WHAT TO WORK ON »
Go through the entries below and write each one out exactly.

Stored entries
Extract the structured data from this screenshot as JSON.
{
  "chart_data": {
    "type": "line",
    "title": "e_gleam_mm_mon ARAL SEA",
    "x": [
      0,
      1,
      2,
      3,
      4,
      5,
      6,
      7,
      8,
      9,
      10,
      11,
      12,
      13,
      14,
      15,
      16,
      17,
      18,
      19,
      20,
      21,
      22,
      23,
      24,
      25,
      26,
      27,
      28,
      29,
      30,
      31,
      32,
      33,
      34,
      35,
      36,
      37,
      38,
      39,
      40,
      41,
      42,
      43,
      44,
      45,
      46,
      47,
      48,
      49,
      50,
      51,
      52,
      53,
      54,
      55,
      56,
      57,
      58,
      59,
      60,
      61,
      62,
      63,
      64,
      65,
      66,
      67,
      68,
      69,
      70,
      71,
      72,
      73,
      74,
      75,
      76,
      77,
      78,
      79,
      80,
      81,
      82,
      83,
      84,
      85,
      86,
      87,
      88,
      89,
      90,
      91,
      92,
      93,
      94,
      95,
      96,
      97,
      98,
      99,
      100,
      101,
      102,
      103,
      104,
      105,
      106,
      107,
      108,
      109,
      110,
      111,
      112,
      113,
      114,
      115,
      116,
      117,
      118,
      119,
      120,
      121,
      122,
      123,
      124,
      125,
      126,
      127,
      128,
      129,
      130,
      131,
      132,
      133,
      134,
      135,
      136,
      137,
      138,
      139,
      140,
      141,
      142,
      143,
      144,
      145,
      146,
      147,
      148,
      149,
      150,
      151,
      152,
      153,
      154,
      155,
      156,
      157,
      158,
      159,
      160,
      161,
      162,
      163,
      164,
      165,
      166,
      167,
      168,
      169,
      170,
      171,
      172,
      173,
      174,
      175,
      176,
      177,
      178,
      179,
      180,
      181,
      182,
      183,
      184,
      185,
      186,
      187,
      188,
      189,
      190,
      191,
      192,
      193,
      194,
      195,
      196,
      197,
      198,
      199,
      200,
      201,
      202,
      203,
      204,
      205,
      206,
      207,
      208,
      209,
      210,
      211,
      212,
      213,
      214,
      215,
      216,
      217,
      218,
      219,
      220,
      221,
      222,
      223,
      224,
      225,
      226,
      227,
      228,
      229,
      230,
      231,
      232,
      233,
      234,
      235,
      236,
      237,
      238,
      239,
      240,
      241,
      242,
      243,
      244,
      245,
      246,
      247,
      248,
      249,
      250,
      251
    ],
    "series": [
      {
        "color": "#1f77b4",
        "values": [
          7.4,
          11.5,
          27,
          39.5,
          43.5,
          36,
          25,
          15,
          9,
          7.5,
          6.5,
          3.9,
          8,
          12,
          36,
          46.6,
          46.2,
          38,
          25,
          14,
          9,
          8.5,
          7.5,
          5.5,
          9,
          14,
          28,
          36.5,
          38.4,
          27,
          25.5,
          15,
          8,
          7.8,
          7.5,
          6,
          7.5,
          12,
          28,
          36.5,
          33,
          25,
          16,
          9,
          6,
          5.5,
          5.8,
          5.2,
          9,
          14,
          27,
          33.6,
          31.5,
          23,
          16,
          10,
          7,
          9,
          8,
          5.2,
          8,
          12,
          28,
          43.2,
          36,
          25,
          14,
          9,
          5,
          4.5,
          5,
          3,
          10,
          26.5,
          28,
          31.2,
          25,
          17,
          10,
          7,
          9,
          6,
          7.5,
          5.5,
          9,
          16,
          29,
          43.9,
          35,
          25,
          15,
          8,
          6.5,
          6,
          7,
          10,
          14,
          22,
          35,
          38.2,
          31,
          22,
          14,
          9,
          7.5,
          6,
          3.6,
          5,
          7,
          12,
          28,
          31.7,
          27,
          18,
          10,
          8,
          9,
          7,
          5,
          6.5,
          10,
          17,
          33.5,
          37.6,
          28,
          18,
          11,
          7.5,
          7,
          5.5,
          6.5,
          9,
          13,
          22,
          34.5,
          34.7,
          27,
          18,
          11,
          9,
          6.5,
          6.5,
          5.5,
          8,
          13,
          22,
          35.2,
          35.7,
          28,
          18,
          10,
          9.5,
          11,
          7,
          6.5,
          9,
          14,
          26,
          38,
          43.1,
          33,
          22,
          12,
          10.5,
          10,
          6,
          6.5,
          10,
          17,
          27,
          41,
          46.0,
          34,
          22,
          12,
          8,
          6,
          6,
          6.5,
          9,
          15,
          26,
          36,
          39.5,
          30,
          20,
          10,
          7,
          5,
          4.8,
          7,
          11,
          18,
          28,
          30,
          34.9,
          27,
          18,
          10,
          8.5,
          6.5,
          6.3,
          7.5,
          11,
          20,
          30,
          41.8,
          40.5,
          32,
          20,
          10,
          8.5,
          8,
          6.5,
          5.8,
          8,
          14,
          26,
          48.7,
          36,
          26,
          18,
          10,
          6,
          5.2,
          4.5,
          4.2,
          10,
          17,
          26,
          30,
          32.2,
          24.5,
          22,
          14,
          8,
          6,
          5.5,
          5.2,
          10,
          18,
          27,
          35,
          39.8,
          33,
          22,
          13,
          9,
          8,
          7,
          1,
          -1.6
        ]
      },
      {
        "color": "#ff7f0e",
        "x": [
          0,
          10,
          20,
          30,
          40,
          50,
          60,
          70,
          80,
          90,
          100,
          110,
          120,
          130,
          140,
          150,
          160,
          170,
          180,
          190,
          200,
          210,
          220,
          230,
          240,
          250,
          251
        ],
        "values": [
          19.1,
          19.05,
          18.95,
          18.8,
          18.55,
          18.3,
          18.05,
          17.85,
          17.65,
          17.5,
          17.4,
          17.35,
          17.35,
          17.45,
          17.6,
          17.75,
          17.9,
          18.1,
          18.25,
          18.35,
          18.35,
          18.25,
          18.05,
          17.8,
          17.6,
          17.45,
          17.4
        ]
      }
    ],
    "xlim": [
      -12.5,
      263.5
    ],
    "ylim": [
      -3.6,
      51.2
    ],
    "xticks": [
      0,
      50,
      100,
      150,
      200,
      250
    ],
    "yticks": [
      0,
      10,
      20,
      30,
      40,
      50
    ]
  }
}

REPLY »
Extract the structured data from this screenshot as JSON.
{
  "chart_data": {
    "type": "line",
    "title": "e_gleam_mm_mon ARAL SEA",
    "x": [
      0,
      1,
      2,
      3,
      4,
      5,
      6,
      7,
      8,
      9,
      10,
      11,
      12,
      13,
      14,
      15,
      16,
      17,
      18,
      19,
      20,
      21,
      22,
      23,
      24,
      25,
      26,
      27,
      28,
      29,
      30,
      31,
      32,
      33,
      34,
      35,
      36,
      37,
      38,
      39,
      40,
      41,
      42,
      43,
      44,
      45,
      46,
      47,
      48,
      49,
      50,
      51,
      52,
      53,
      54,
      55,
      56,
      57,
      58,
      59,
      60,
      61,
      62,
      63,
      64,
      65,
      66,
      67,
      68,
      69,
      70,
      71,
      72,
      73,
      74,
      75,
      76,
      77,
      78,
      79,
      80,
      81,
      82,
      83,
      84,
      85,
      86,
      87,
      88,
      89,
      90,
      91,
      92,
      93,
      94,
      95,
      96,
      97,
      98,
      99,
      100,
      101,
      102,
      103,
      104,
      105,
      106,
      107,
      108,
      109,
      110,
      111,
      112,
      113,
      114,
      115,
      116,
      117,
      118,
      119,
      120,
      121,
      122,
      123,
      124,
      125,
      126,
      127,
      128,
      129,
      130,
      131,
      132,
      133,
      134,
      135,
      136,
      137,
      138,
      139,
      140,
      141,
      142,
      143,
      144,
      145,
      146,
      147,
      148,
      149,
      150,
      151,
      152,
      153,
      154,
      155,
      156,
      157,
      158,
      159,
      160,
      161,
      162,
      163,
      164,
      165,
      166,
      167,
      168,
      169,
      170,
      171,
      172,
      173,
      174,
      175,
      176,
      177,
      178,
      179,
      180,
      181,
      182,
      183,
      184,
      185,
      186,
      187,
      188,
      189,
      190,
      191,
      192,
      193,
      194,
      195,
      196,
      197,
      198,
      199,
      200,
      201,
      202,
      203,
      204,
      205,
      206,
      207,
      208,
      209,
      210,
      211,
      212,
      213,
      214,
      215,
      216,
      217,
      218,
      219,
      220,
      221,
      222,
      223,
      224,
      225,
      226,
      227,
      228,
      229,
      230,
      231,
      232,
      233,
      234,
      235,
      236,
      237,
      238,
      239,
      240,
      241,
      242,
      243,
      244,
      245,
      246,
      247,
      248,
      249,
      250,
      251
    ],
    "series": [
      {
        "color": "#1f77b4",
        "values": [
          7.4,
          11.5,
          27,
          39.5,
          43.5,
          36,
          25,
          15,
          9,
          7.5,
          6.5,
          3.9,
          8,
          12,
          36,
          46.6,
          46.2,
          38,
          25,
          14,
          9,
          8.5,
          7.5,
          5.5,
          9,
          14,
          28,
          36.5,
          38.4,
          27,
          25.5,
          15,
          8,
          7.8,
          7.5,
          6,
          7.5,
          12,
          28,
          36.5,
          33,
          25,
          16,
          9,
          6,
          5.5,
          5.8,
          5.2,
          9,
          14,
          27,
          33.6,
          31.5,
          23,
          16,
          10,
          7,
          9,
          8,
          5.2,
          8,
          12,
          28,
          43.2,
          36,
          25,
          14,
          9,
          5,
          4.5,
          5,
          3,
          10,
          26.5,
          28,
          31.2,
          25,
          17,
          10,
          7,
          9,
          6,
          7.5,
          5.5,
          9,
          16,
          29,
          43.9,
          35,
          25,
          15,
          8,
          6.5,
          6,
          7,
          10,
          14,
          22,
          35,
          38.2,
          31,
          22,
          14,
          9,
          7.5,
          6,
          3.6,
          5,
          7,
          12,
          28,
          31.7,
          27,
          18,
          10,
          8,
          9,
          7,
          5,
          6.5,
          10,
          17,
          33.5,
          37.6,
          28,
          18,
          11,
          7.5,
          7,
          5.5,
          6.5,
          9,
          13,
          22,
          34.5,
          34.7,
          27,
          18,
          11,
          9,
          6.5,
          6.5,
          5.5,
          8,
          13,
          22,
          35.2,
          35.7,
          28,
          18,
          10,
          9.5,
          11,
          7,
          6.5,
          9,
          14,
          26,
          38,
          43.1,
          33,
          22,
          12,
          10.5,
          10,
          6,
          6.5,
          10,
          17,
          27,
          41,
          46.0,
          34,
          22,
          12,
          8,
          6,
          6,
          6.5,
          9,
          15,
          26,
          36,
          39.5,
          30,
          20,
          10,
          7,
          5,
          4.8,
          7,
          11,
          18,
          28,
          30,
          34.9,
          27,
          18,
          10,
          8.5,
          6.5,
          6.3,
          7.5,
          11,
          20,
          30,
          41.8,
          40.5,
          32,
          20,
          10,
          8.5,
          8,
          6.5,
          5.8,
          8,
          14,
          26,
          48.7,
          36,
          26,
          18,
          10,
          6,
          5.2,
          4.5,
          4.2,
          10,
          17,
          26,
          30,
          32.2,
          24.5,
          22,
          14,
          8,
          6,
          5.5,
          5.2,
          10,
          18,
          27,
          35,
          39.8,
          33,
          22,
          13,
          9,
          8,
          7,
          1,
          -1.6
        ]
      },
      {
        "color": "#ff7f0e",
        "x": [
          0,
          10,
          20,
          30,
          40,
          50,
          60,
          70,
          80,
          90,
          100,
          110,
          120,
          130,
          140,
          150,
          160,
          170,
          180,
          190,
          200,
          210,
          220,
          230,
          240,
          250,
          251
        ],
        "values": [
          19.1,
          19.05,
          18.95,
          18.8,
          18.55,
          18.3,
          18.05,
          17.85,
          17.65,
          17.5,
          17.4,
          17.35,
          17.35,
          17.45,
          17.6,
          17.75,
          17.9,
          18.1,
          18.25,
          18.35,
          18.35,
          18.25,
          18.05,
          17.8,
          17.6,
          17.45,
          17.4
        ]
      }
    ],
    "xlim": [
      -12.5,
      263.5
    ],
    "ylim": [
      -3.6,
      51.2
    ],
    "xticks": [
      0,
      50,
      100,
      150,
      200,
      250
    ],
    "yticks": [
      0,
      10,
      20,
      30,
      40,
      50
    ]
  }
}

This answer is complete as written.